Set problem
Take from the listing each line that has the string "have".

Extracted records

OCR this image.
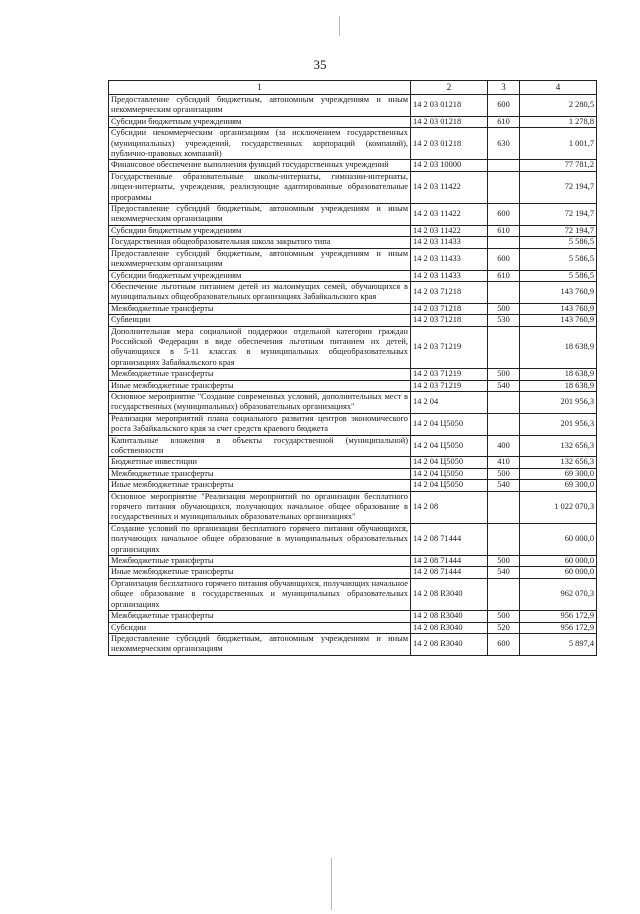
35
1	2	3	4
Предоставление субсидий бюджетным, автономным учреждениям и иным некоммерческим организациям	14 2 03 01218	600	2 280,5
Субсидии бюджетным учреждениям	14 2 03 01218	610	1 278,8
Субсидии некоммерческим организациям (за исключением государственных (муниципальных) учреждений, государственных корпораций (компаний), публично-правовых компаний)	14 2 03 01218	630	1 001,7
Финансовое обеспечение выполнения функций государственных учреждений	14 2 03 10000		77 781,2
Государственные образовательные школы-интернаты, гимназии-интернаты, лицеи-интернаты, учреждения, реализующие адаптированные образовательные программы	14 2 03 11422		72 194,7
Предоставление субсидий бюджетным, автономным учреждениям и иным некоммерческим организациям	14 2 03 11422	600	72 194,7
Субсидии бюджетным учреждениям	14 2 03 11422	610	72 194,7
Государственная общеобразовательная школа закрытого типа	14 2 03 11433		5 586,5
Предоставление субсидий бюджетным, автономным учреждениям и иным некоммерческим организациям	14 2 03 11433	600	5 586,5
Субсидии бюджетным учреждениям	14 2 03 11433	610	5 586,5
Обеспечение льготным питанием детей из малоимущих семей, обучающихся в муниципальных общеобразовательных организациях Забайкальского края	14 2 03 71218		143 760,9
Межбюджетные трансферты	14 2 03 71218	500	143 760,9
Субвенции	14 2 03 71218	530	143 760,9
Дополнительная мера социальной поддержки отдельной категории граждан Российской Федерации в виде обеспечения льготным питанием их детей, обучающихся в 5-11 классах в муниципальных общеобразовательных организациях Забайкальского края	14 2 03 71219		18 638,9
Межбюджетные трансферты	14 2 03 71219	500	18 638,9
Иные межбюджетные трансферты	14 2 03 71219	540	18 638,9
Основное мероприятие "Создание современных условий, дополнительных мест в государственных (муниципальных) образовательных организациях"	14 2 04		201 956,3
Реализация мероприятий плана социального развития центров экономического роста Забайкальского края за счет средств краевого бюджета	14 2 04 Ц5050		201 956,3
Капитальные вложения в объекты государственной (муниципальной) собственности	14 2 04 Ц5050	400	132 656,3
Бюджетные инвестиции	14 2 04 Ц5050	410	132 656,3
Межбюджетные трансферты	14 2 04 Ц5050	500	69 300,0
Иные межбюджетные трансферты	14 2 04 Ц5050	540	69 300,0
Основное мероприятие "Реализация мероприятий по организации бесплатного горячего питания обучающихся, получающих начальное общее образование в государственных и муниципальных образовательных организациях"	14 2 08		1 022 070,3
Создание условий по организации бесплатного горячего питания обучающихся, получающих начальное общее образование в муниципальных образовательных организациях	14 2 08 71444		60 000,0
Межбюджетные трансферты	14 2 08 71444	500	60 000,0
Иные межбюджетные трансферты	14 2 08 71444	540	60 000,0
Организация бесплатного горячего питания обучающихся, получающих начальное общее образование в государственных и муниципальных образовательных организациях	14 2 08 R3040		962 070,3
Межбюджетные трансферты	14 2 08 R3040	500	956 172,9
Субсидии	14 2 08 R3040	520	956 172,9
Предоставление субсидий бюджетным, автономным учреждениям и иным некоммерческим организациям	14 2 08 R3040	600	5 897,4
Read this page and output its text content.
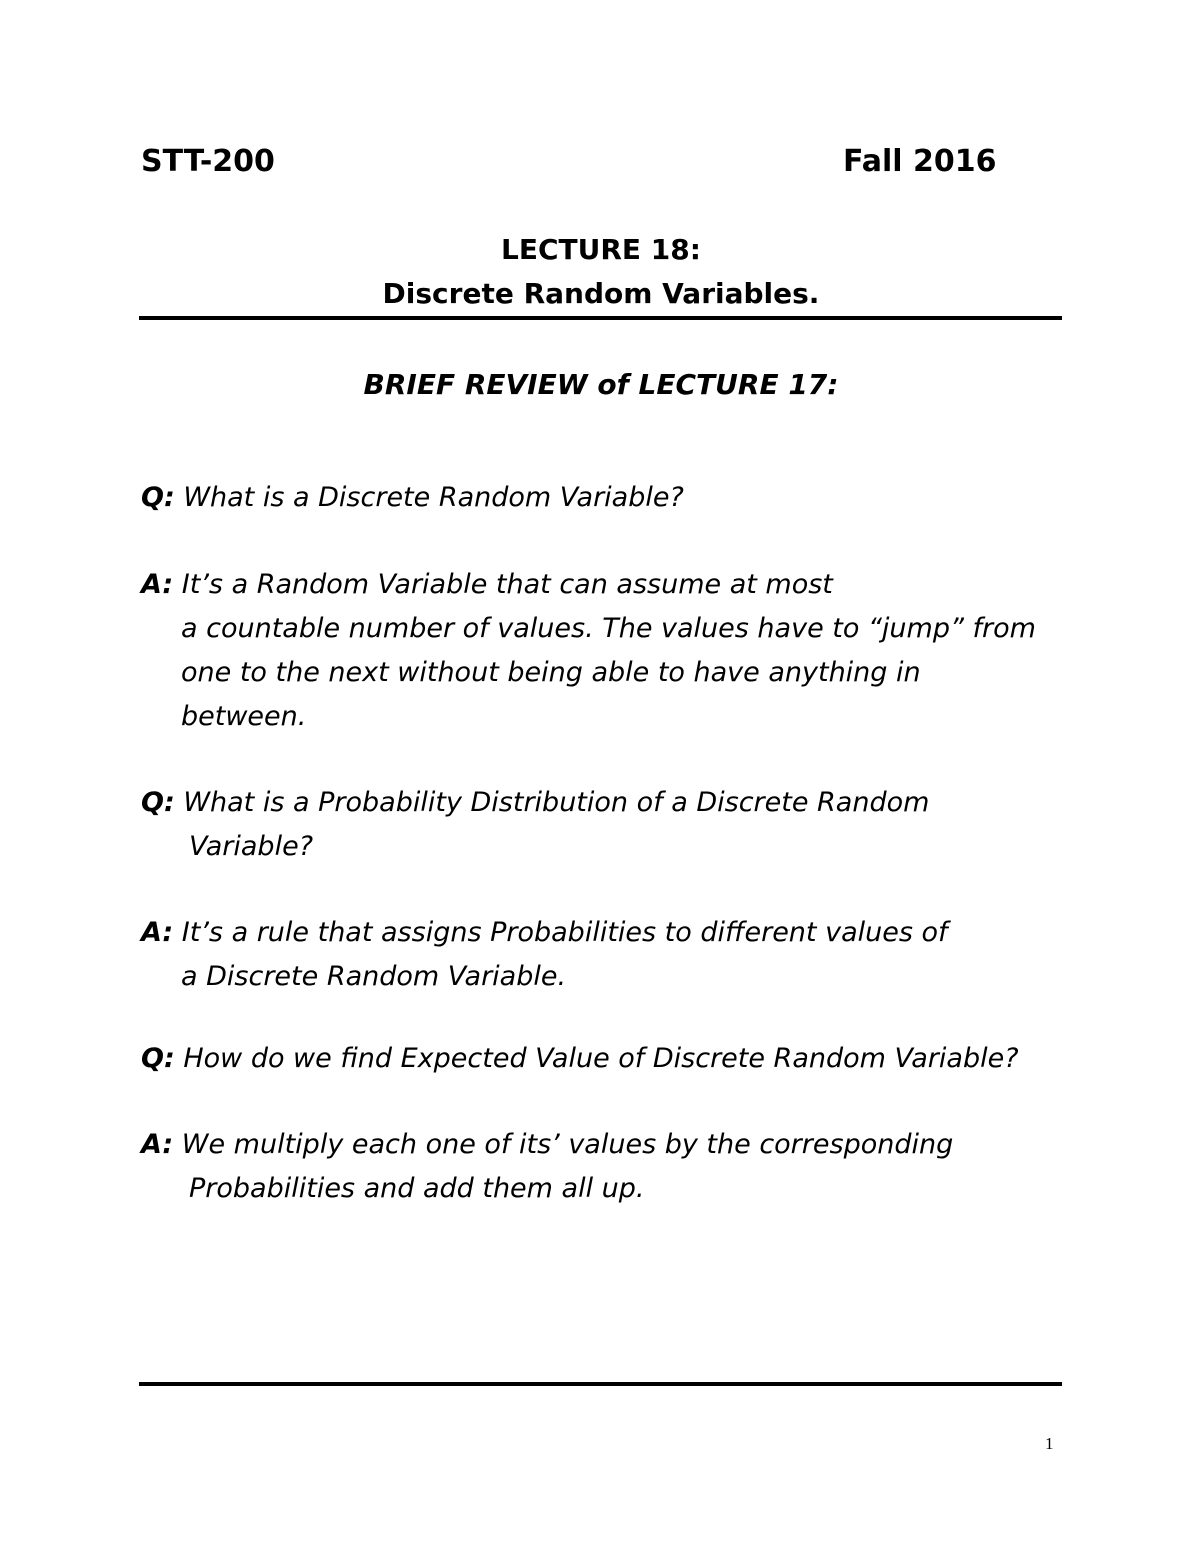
STT-200	Fall 2016
LECTURE 18:
Discrete Random Variables.
BRIEF REVIEW of LECTURE 17:
Q: What is a Discrete Random Variable?
A: It’s a Random Variable that can assume at most
a countable number of values. The values have to “jump” from
one to the next without being able to have anything in
between.
Q: What is a Probability Distribution of a Discrete Random
Variable?
A: It’s a rule that assigns Probabilities to different values of
a Discrete Random Variable.
Q: How do we find Expected Value of Discrete Random Variable?
A: We multiply each one of its’ values by the corresponding
Probabilities and add them all up.
1
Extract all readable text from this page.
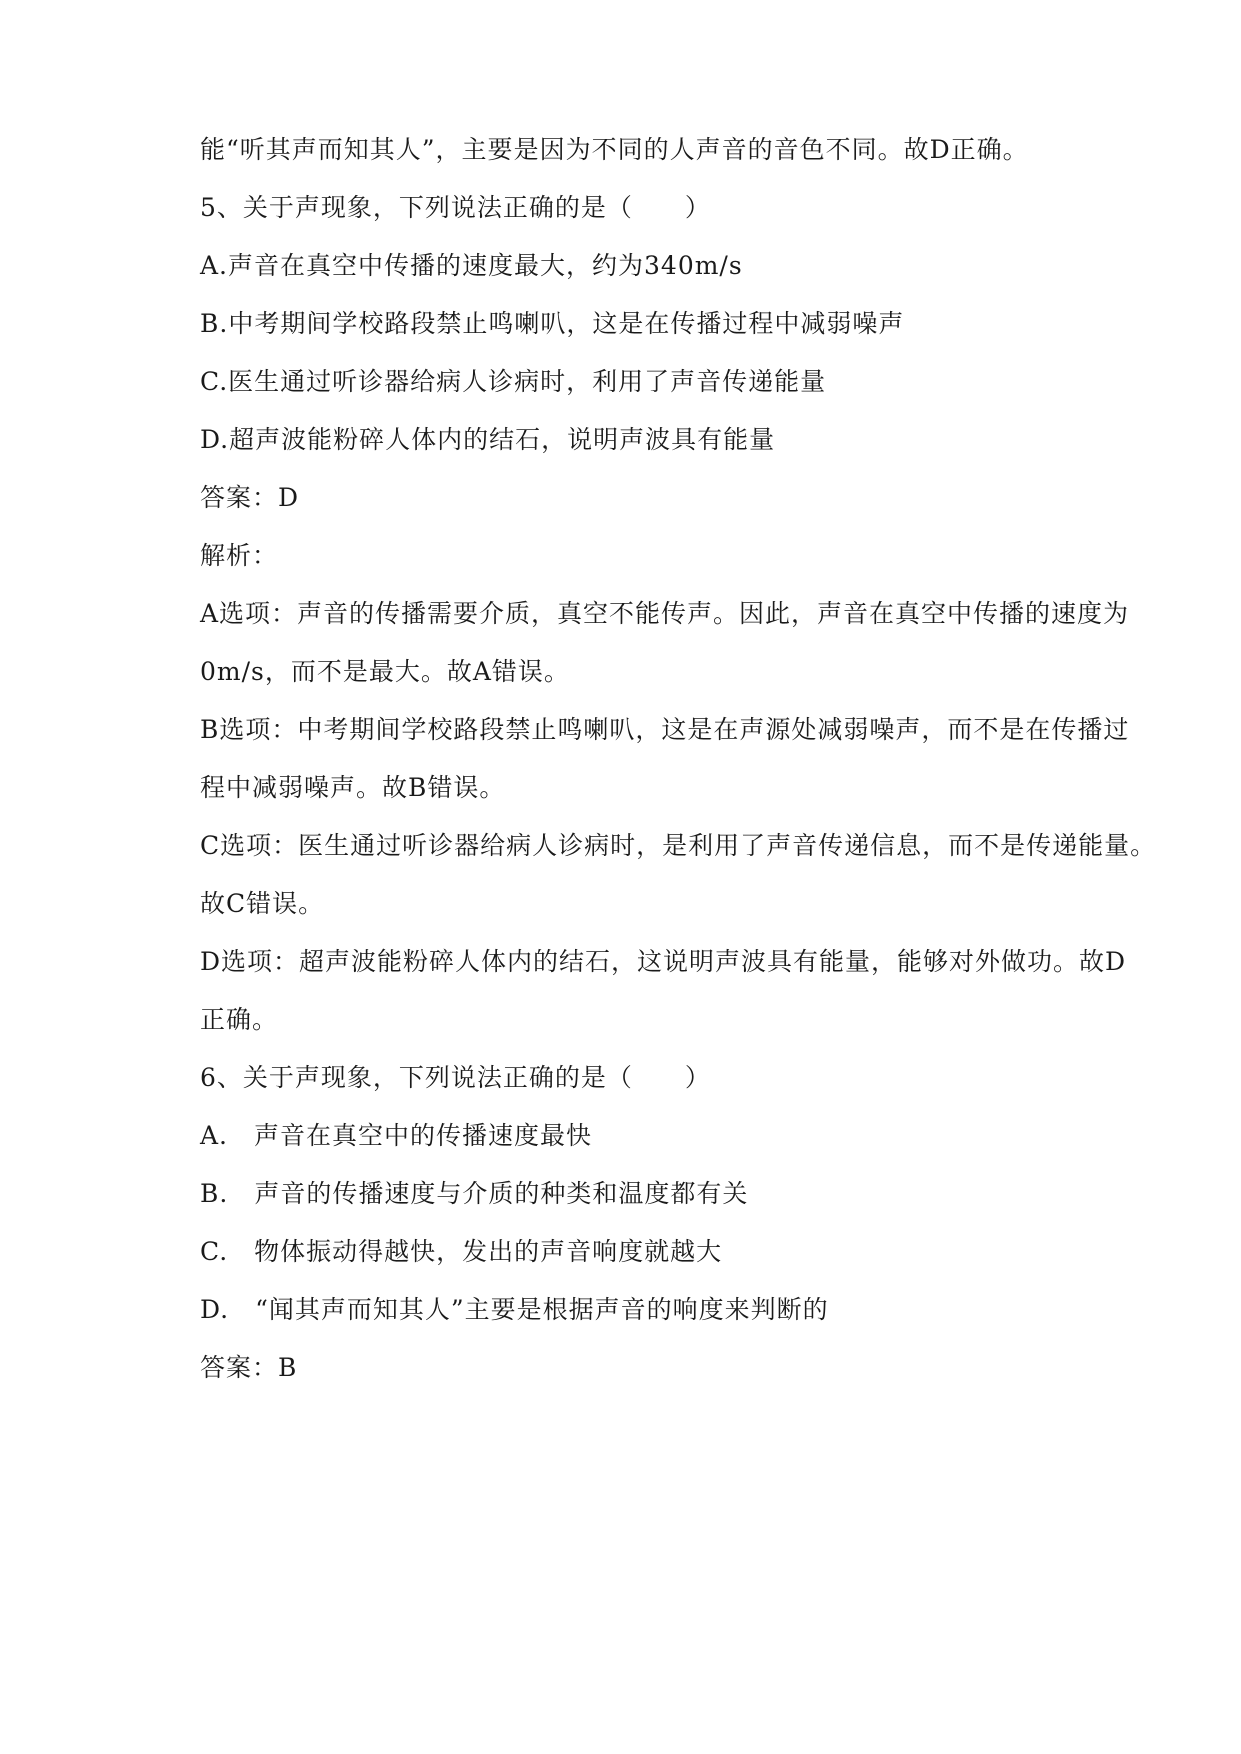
能“听其声而知其人”，主要是因为不同的人声音的音色不同。故D正确。
5、关于声现象，下列说法正确的是（　　）
A.声音在真空中传播的速度最大，约为340m/s
B.中考期间学校路段禁止鸣喇叭，这是在传播过程中减弱噪声
C.医生通过听诊器给病人诊病时，利用了声音传递能量
D.超声波能粉碎人体内的结石，说明声波具有能量
答案：D
解析：
A选项：声音的传播需要介质，真空不能传声。因此，声音在真空中传播的速度为
0m/s，而不是最大。故A错误。
B选项：中考期间学校路段禁止鸣喇叭，这是在声源处减弱噪声，而不是在传播过
程中减弱噪声。故B错误。
C选项：医生通过听诊器给病人诊病时，是利用了声音传递信息，而不是传递能量。
故C错误。
D选项：超声波能粉碎人体内的结石，这说明声波具有能量，能够对外做功。故D
正确。
6、关于声现象，下列说法正确的是（　　）
A.　声音在真空中的传播速度最快
B.　声音的传播速度与介质的种类和温度都有关
C.　物体振动得越快，发出的声音响度就越大
D.　“闻其声而知其人”主要是根据声音的响度来判断的
答案：B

Solution
a countable number of values. The values have to “jump” from
one to the next without being able to have anything in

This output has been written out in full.